RECORDS FOR THE EXERCISE

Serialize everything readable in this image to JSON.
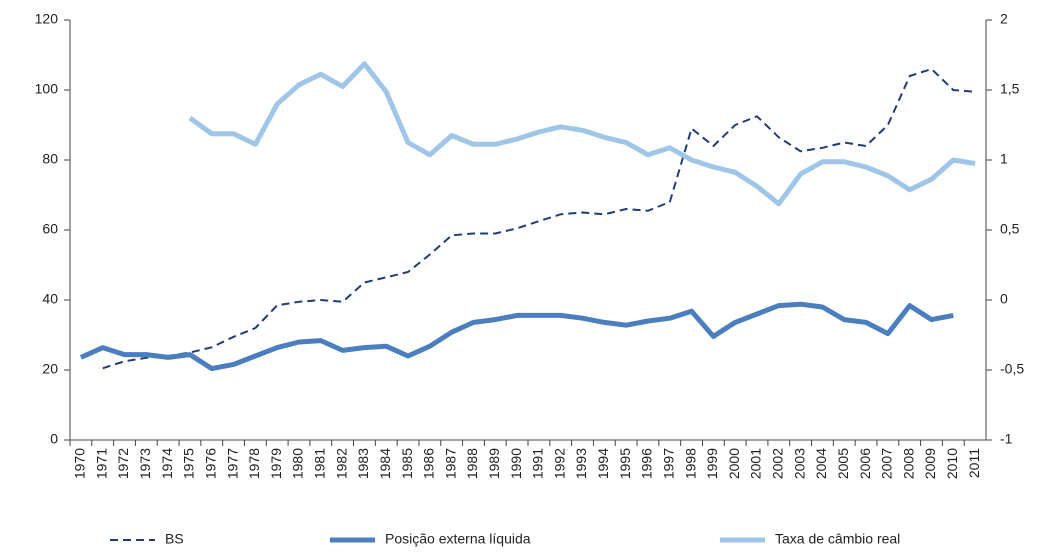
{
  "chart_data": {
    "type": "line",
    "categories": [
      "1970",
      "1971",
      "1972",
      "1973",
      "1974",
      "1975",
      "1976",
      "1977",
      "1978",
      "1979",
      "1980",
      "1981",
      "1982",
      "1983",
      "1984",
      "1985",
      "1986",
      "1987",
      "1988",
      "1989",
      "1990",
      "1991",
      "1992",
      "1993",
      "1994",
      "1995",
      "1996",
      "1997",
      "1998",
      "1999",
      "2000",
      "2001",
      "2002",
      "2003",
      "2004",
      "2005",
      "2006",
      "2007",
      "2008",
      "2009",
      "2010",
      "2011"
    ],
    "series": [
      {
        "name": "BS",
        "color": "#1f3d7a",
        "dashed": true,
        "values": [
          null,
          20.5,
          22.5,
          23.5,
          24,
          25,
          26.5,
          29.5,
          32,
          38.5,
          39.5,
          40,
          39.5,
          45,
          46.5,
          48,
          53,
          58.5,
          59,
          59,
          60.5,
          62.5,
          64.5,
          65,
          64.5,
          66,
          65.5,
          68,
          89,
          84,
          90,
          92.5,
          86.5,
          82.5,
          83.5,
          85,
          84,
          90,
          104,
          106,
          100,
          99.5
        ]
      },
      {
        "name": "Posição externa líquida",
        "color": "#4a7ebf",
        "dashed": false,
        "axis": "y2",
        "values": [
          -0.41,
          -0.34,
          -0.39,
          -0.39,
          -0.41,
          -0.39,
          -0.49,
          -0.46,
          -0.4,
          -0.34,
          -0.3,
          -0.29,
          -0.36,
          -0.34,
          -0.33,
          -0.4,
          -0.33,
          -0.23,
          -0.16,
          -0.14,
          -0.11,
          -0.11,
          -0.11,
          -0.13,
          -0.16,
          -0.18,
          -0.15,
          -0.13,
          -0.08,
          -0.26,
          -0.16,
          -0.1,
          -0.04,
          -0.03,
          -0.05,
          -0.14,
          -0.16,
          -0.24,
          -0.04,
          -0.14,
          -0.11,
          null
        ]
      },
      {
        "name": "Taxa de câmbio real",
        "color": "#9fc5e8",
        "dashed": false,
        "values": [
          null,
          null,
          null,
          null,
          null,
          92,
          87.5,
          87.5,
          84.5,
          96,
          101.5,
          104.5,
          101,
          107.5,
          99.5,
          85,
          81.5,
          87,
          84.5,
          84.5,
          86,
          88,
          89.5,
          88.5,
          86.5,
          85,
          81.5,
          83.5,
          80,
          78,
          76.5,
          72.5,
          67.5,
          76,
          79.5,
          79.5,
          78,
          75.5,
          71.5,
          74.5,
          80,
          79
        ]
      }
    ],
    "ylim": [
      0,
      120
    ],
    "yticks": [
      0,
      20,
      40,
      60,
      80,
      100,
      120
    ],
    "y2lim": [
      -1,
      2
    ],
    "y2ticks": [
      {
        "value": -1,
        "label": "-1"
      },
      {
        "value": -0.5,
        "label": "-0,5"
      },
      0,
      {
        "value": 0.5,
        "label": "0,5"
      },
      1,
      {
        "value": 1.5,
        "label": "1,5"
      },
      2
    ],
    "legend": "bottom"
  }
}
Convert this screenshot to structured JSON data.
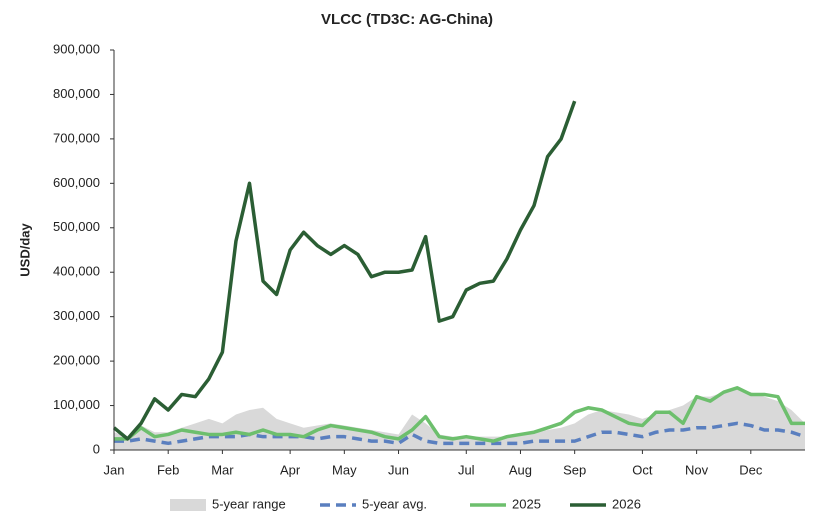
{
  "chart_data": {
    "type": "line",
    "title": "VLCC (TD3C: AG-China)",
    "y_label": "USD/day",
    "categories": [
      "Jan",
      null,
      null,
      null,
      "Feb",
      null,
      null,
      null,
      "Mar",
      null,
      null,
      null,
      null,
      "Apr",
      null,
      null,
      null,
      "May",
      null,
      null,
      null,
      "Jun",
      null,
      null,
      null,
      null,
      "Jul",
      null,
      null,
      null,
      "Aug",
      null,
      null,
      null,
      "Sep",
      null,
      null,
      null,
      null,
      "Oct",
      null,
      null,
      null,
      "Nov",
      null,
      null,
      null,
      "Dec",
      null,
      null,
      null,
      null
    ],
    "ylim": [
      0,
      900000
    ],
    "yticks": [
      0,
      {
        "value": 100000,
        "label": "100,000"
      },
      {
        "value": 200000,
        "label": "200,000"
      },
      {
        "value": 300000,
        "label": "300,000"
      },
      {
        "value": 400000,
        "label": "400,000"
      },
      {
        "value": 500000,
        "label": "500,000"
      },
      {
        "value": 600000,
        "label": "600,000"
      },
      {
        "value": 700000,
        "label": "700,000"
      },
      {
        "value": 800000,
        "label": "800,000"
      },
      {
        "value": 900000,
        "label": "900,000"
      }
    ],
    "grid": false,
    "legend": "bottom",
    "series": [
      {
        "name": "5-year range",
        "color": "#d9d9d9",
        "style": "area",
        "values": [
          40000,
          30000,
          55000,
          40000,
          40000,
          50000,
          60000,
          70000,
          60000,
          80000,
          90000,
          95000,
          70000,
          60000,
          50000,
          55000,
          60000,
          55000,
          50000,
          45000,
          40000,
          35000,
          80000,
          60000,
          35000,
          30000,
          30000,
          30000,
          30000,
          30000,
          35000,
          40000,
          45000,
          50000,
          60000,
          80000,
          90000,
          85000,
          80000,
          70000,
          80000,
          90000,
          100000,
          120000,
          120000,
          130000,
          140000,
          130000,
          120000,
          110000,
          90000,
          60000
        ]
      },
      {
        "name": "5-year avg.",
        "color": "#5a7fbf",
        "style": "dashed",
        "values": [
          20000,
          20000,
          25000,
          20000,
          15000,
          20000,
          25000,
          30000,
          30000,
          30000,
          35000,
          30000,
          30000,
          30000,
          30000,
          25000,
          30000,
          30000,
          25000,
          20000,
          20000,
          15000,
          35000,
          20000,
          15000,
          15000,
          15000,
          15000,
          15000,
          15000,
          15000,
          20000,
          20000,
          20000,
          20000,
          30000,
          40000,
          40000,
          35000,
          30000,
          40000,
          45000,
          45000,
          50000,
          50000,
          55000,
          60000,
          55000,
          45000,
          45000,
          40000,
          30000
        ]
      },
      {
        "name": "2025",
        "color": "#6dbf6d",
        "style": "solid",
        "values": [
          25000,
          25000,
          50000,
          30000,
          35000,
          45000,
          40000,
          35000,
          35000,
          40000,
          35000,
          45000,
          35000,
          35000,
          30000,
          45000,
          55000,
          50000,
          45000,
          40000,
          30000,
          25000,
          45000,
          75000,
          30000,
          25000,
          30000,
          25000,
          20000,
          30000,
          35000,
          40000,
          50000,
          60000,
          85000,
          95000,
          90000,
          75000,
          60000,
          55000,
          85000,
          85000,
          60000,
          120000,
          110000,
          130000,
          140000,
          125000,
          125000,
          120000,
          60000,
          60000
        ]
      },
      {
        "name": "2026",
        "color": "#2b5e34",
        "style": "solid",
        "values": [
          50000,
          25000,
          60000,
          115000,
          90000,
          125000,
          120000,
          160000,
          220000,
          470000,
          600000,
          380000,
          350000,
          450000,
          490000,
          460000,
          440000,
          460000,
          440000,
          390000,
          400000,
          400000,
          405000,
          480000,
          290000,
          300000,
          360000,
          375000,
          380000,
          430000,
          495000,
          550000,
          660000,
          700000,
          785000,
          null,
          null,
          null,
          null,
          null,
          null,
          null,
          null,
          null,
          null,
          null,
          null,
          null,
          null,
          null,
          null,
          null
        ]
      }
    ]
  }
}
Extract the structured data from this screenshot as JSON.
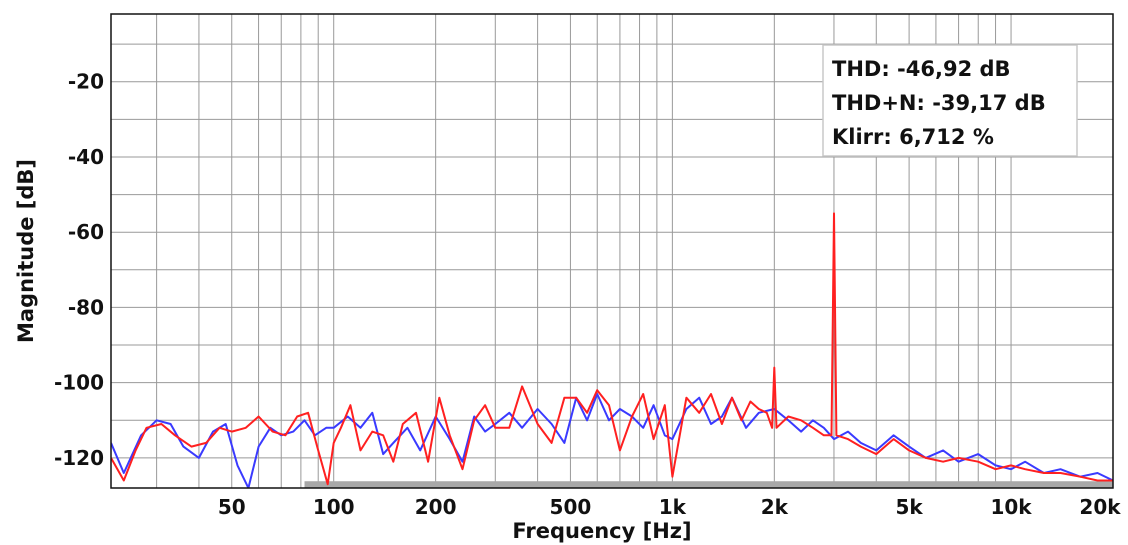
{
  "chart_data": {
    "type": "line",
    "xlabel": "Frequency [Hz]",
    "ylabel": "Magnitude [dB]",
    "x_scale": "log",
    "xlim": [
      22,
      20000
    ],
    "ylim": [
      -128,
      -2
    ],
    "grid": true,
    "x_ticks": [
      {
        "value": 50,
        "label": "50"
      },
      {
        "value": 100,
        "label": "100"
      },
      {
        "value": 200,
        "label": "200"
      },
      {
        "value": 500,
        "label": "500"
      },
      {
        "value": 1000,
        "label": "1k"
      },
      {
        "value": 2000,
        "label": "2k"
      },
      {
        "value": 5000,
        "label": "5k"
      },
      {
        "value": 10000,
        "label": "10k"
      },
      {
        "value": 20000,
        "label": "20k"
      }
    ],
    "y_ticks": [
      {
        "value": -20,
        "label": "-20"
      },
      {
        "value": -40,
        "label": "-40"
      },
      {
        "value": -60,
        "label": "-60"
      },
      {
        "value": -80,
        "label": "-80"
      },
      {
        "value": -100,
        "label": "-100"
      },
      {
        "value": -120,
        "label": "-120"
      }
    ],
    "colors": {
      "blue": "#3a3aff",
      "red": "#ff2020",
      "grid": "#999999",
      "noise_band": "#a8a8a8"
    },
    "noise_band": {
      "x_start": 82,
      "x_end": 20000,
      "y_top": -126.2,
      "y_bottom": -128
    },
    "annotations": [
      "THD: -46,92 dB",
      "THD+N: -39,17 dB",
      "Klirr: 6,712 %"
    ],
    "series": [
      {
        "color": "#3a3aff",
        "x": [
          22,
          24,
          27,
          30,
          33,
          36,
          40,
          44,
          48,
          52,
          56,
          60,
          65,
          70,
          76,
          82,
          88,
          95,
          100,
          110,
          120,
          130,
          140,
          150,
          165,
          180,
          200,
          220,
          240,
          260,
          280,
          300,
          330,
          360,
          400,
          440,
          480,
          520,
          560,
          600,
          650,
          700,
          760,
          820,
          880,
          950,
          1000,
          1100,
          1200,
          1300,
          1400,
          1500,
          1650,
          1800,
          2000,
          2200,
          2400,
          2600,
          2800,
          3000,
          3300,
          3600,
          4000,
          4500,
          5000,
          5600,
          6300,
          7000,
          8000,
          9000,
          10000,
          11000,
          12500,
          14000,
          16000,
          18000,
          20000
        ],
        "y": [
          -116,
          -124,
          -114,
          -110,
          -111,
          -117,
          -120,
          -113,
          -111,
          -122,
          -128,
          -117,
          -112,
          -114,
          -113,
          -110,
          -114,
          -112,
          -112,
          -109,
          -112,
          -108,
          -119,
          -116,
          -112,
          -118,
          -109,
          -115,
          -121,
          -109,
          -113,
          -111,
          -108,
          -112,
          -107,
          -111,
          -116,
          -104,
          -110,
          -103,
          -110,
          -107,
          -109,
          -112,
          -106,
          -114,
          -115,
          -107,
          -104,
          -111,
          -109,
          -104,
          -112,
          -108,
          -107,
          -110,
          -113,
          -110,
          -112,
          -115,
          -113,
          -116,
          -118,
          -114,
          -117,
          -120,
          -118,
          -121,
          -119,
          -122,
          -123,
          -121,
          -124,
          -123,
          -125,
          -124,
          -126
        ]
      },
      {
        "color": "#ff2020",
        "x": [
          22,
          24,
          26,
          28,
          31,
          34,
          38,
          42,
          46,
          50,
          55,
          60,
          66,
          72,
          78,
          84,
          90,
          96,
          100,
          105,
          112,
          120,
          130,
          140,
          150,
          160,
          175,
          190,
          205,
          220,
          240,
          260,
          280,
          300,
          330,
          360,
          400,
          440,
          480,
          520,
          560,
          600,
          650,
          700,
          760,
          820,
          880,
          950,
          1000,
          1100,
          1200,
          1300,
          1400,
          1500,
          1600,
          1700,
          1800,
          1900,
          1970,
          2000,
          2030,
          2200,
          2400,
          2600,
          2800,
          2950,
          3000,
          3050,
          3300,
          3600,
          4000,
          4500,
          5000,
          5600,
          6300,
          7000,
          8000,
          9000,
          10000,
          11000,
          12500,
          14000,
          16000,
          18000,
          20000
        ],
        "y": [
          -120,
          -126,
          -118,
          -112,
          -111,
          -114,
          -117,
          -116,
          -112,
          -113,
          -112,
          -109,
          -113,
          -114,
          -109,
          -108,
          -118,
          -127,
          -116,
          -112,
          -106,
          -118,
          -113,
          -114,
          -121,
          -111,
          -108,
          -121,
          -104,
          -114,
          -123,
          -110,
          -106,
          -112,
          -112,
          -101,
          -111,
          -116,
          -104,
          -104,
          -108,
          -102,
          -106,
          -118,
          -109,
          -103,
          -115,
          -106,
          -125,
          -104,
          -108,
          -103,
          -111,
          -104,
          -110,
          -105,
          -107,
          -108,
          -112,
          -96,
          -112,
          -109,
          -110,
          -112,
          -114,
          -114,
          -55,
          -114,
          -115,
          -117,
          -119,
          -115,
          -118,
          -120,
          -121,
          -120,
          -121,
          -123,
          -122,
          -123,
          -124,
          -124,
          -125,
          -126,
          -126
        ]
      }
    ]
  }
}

WORK INSTRUCTIONS
Check every line of the data above for the string "screenshot", and copy those that have it.

RESULT OF THIS EXERCISE
Convert this screenshot to structured JSON data.
Extract the structured data from this screenshot as JSON.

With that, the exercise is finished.